** Entries shown follows **

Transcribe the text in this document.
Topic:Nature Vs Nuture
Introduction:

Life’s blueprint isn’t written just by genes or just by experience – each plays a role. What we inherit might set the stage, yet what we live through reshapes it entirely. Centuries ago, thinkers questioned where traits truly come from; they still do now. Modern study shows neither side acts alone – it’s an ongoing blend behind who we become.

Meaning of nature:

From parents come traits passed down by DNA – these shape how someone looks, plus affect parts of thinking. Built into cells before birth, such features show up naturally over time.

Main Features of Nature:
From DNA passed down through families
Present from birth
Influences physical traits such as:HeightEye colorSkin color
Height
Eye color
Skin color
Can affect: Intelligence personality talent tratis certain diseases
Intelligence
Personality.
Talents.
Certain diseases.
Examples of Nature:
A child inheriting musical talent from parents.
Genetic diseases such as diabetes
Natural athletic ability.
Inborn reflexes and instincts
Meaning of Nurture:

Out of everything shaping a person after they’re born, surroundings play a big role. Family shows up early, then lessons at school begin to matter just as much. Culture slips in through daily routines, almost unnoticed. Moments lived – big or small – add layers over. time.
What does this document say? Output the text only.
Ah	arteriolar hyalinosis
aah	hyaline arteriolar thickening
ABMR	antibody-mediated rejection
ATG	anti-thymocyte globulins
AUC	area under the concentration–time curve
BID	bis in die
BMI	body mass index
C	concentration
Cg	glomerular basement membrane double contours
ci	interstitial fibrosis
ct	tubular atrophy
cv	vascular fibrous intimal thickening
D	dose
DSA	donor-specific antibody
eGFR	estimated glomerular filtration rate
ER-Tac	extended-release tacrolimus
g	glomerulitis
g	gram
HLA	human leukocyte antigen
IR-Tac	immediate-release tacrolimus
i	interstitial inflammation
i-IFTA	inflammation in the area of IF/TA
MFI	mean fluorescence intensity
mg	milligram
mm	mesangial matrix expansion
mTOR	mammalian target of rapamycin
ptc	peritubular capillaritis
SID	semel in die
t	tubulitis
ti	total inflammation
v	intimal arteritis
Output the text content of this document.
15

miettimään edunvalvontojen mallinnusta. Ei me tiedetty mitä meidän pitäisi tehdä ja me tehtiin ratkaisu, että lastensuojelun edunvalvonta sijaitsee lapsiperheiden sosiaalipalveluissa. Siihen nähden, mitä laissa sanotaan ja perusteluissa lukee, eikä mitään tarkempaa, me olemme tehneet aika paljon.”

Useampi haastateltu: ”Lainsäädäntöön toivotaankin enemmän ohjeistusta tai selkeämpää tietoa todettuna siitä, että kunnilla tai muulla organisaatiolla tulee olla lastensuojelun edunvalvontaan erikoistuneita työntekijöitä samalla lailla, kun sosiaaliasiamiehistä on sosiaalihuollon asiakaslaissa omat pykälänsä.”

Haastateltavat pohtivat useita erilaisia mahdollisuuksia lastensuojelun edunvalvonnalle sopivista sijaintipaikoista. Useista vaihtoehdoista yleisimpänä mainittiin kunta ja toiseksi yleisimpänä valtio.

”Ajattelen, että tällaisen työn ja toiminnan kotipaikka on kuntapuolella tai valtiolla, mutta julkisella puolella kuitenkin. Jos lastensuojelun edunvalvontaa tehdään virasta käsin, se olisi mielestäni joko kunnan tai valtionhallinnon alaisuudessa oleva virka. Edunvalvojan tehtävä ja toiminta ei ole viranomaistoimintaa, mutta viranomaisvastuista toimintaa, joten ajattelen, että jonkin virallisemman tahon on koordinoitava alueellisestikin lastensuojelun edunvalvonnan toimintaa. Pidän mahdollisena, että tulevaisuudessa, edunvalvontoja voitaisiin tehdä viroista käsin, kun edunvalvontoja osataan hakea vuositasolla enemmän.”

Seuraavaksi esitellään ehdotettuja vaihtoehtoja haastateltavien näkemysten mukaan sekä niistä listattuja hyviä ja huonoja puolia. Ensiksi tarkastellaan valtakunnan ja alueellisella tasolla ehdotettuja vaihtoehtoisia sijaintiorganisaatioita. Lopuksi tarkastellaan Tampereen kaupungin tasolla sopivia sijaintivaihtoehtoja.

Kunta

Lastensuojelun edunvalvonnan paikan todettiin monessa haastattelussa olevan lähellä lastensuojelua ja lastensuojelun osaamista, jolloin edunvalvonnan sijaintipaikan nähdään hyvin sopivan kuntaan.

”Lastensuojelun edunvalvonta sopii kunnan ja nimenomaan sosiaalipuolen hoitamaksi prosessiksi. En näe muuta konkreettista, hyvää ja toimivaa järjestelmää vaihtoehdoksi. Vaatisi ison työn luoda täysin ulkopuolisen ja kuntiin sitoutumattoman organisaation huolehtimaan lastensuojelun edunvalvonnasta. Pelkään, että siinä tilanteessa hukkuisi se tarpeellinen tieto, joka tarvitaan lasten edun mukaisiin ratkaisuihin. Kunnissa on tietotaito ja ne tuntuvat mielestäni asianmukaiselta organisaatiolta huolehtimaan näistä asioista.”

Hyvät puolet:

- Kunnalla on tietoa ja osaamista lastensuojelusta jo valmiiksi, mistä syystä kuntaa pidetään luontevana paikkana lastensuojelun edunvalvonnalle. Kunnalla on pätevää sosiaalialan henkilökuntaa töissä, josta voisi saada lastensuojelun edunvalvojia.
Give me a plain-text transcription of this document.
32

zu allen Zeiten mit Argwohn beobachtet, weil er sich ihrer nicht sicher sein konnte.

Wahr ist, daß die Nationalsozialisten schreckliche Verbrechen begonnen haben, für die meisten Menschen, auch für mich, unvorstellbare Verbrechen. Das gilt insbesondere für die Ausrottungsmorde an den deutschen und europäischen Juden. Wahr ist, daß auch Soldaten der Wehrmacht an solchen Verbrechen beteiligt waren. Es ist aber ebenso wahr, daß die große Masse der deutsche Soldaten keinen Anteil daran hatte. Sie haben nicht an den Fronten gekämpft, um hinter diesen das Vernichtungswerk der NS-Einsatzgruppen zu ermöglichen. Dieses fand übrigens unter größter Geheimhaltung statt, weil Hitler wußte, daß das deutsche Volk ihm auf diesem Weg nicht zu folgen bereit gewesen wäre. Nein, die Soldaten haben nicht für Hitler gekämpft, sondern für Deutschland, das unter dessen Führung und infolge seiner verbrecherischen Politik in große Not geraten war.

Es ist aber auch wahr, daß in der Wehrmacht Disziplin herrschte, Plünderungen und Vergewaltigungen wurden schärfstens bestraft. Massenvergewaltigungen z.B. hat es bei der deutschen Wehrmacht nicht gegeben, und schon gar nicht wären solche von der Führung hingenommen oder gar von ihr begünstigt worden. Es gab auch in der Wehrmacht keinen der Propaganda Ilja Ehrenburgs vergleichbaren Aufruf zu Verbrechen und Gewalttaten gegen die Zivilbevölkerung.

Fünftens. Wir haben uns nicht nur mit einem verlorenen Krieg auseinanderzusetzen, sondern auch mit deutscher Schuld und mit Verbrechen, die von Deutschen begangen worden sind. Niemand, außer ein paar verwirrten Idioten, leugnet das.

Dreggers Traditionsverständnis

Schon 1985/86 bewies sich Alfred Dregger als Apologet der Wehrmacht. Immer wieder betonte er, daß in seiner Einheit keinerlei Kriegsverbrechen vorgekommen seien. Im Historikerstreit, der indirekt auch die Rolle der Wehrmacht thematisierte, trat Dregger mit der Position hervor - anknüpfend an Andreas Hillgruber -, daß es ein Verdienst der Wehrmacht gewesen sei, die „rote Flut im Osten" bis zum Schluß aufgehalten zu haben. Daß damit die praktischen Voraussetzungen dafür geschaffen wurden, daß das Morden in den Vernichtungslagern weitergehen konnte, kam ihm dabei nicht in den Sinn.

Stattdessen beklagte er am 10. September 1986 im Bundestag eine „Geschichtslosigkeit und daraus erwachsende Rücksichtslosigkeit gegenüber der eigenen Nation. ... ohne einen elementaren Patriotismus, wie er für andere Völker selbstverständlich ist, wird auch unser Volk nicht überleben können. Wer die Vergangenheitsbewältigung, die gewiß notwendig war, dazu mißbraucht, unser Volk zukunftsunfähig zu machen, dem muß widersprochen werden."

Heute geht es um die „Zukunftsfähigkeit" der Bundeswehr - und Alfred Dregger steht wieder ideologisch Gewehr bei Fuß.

** End of Entries shown **

[Task to complete] Copy every line of the entries above in which "text" occurs.

[Answer for the task]
Transcribe the text in this document.
What does this document say? Output the text only.
Output the text content of this document.
Give me a plain-text transcription of this document.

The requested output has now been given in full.